Brief: Look over the lines below. Report each one that includes the string "July".

Supplied entries:
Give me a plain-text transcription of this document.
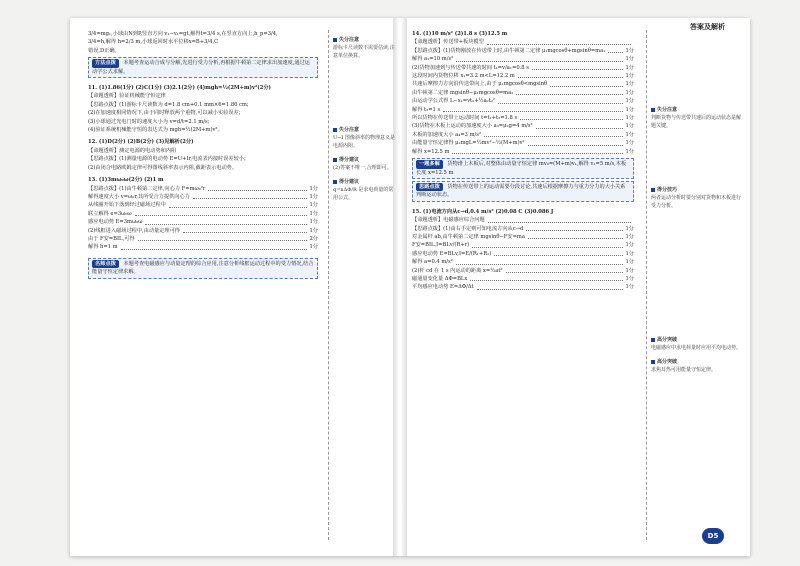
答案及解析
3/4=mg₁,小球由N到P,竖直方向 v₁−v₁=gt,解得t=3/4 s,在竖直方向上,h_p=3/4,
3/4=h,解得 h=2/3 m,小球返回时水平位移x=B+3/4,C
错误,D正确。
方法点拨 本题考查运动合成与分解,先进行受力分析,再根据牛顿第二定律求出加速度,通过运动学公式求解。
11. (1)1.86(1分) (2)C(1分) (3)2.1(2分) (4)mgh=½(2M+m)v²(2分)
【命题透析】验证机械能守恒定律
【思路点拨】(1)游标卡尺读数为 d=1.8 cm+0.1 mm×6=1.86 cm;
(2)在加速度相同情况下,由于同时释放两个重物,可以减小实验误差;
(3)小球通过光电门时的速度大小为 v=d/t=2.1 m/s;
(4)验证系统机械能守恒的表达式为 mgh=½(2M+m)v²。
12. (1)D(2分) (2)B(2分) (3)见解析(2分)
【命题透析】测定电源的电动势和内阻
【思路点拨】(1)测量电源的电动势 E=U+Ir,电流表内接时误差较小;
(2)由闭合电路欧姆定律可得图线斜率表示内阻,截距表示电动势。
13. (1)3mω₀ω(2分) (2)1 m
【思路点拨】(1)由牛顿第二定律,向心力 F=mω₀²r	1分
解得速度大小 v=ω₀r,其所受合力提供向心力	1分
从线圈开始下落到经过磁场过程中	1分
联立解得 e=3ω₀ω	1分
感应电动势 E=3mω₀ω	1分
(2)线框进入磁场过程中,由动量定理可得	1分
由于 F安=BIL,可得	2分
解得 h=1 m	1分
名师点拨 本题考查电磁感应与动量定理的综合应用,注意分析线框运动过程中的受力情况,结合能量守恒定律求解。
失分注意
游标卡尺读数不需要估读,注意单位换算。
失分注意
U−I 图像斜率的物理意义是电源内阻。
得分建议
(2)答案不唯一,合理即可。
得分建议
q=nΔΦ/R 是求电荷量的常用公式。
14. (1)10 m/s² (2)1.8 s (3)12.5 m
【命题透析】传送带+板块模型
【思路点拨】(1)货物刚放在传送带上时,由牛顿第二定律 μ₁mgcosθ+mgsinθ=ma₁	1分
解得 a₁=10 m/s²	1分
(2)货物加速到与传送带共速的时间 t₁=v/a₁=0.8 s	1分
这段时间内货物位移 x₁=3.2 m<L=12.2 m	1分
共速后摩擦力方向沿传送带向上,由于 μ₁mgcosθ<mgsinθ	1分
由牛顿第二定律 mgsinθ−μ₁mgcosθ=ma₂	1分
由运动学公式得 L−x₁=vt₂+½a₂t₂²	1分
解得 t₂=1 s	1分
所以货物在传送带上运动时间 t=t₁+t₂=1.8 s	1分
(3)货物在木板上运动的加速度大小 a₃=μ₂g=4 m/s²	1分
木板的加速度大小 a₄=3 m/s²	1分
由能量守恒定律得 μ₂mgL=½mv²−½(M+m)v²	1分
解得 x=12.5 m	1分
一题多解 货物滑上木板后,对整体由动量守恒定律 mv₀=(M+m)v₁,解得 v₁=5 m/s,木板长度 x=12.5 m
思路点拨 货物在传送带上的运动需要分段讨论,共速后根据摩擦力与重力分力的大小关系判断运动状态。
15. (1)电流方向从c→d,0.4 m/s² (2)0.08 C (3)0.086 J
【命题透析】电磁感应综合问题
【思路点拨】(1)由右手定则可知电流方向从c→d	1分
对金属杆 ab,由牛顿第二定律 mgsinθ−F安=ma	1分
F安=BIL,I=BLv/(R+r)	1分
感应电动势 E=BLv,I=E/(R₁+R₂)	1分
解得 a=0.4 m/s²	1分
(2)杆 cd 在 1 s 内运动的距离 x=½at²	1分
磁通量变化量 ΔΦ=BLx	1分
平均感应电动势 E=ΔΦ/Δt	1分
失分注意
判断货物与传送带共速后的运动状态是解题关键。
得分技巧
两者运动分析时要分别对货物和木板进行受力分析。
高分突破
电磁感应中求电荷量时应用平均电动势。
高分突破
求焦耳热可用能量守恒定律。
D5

--

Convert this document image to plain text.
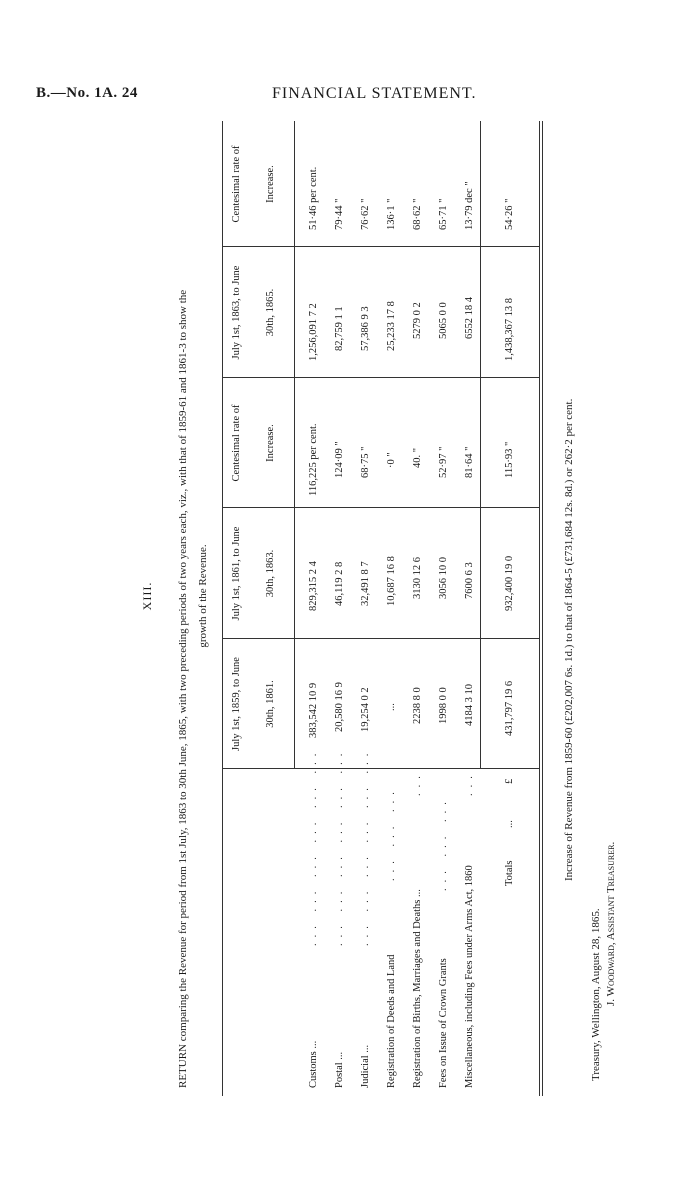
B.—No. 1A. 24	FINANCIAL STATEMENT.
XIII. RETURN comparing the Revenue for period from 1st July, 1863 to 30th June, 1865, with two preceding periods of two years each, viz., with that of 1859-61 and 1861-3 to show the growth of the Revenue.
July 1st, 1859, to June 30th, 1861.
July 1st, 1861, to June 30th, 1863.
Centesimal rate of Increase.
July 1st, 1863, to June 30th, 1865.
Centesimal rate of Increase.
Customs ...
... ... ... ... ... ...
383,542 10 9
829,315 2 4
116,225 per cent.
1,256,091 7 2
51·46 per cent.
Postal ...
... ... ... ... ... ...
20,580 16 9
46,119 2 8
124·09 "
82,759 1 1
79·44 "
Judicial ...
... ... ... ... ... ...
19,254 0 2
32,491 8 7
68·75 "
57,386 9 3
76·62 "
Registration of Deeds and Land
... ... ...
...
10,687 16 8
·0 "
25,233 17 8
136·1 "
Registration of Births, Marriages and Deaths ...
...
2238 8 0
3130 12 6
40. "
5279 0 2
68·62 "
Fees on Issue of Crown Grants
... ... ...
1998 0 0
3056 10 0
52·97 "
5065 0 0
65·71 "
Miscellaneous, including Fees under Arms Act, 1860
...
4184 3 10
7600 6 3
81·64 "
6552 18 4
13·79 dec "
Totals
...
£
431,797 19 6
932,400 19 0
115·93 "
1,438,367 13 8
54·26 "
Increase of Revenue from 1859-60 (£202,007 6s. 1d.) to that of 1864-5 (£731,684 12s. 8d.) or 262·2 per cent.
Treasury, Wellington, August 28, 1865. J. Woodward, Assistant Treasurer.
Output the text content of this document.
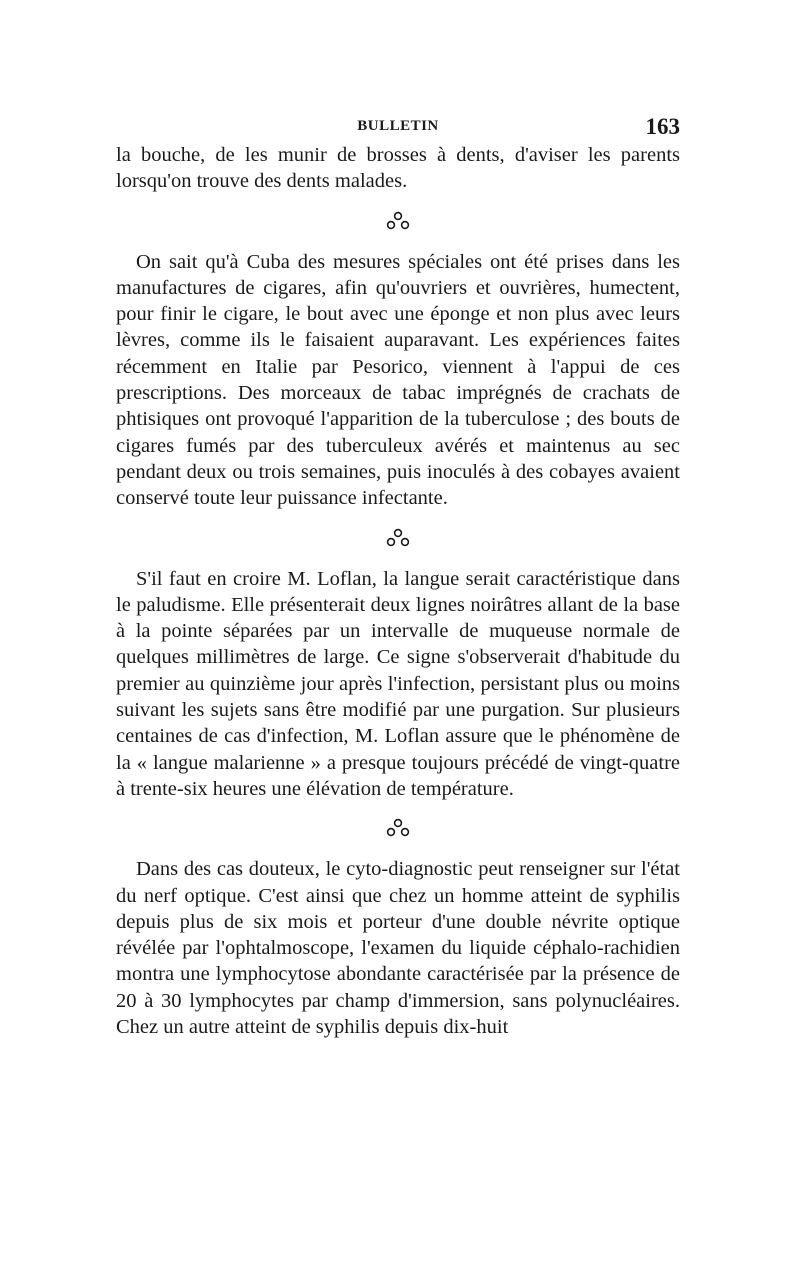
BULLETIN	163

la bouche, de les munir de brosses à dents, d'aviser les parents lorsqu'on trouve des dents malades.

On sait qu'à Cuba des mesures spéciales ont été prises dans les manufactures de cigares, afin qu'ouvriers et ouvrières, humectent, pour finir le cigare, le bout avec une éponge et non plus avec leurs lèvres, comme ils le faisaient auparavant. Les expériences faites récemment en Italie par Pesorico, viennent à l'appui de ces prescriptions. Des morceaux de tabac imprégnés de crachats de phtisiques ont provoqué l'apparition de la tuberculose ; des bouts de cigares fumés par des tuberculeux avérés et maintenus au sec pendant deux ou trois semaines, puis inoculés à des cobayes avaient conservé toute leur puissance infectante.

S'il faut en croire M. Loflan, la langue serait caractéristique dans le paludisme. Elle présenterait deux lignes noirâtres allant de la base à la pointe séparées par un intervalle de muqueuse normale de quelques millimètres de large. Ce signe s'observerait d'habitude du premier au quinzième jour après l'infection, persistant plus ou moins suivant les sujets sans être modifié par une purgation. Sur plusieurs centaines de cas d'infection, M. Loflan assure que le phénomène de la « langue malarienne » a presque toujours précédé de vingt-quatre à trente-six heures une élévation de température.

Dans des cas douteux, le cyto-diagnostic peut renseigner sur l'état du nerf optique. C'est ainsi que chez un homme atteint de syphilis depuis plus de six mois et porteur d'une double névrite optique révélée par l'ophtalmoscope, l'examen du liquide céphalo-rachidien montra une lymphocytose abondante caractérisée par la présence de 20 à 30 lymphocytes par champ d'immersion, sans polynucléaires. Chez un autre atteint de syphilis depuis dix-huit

Full answer:
XIII. RETURN comparing the Revenue for period from 1st July, 1863 to 30th June, 1865, with two preceding periods of two years each, viz., with that of 1859-61 and 1861-3 to show the growth of the Revenue.
July 1st, 1859, to June 30th, 1861.
July 1st, 1861, to June 30th, 1863.
July 1st, 1863, to June 30th, 1865.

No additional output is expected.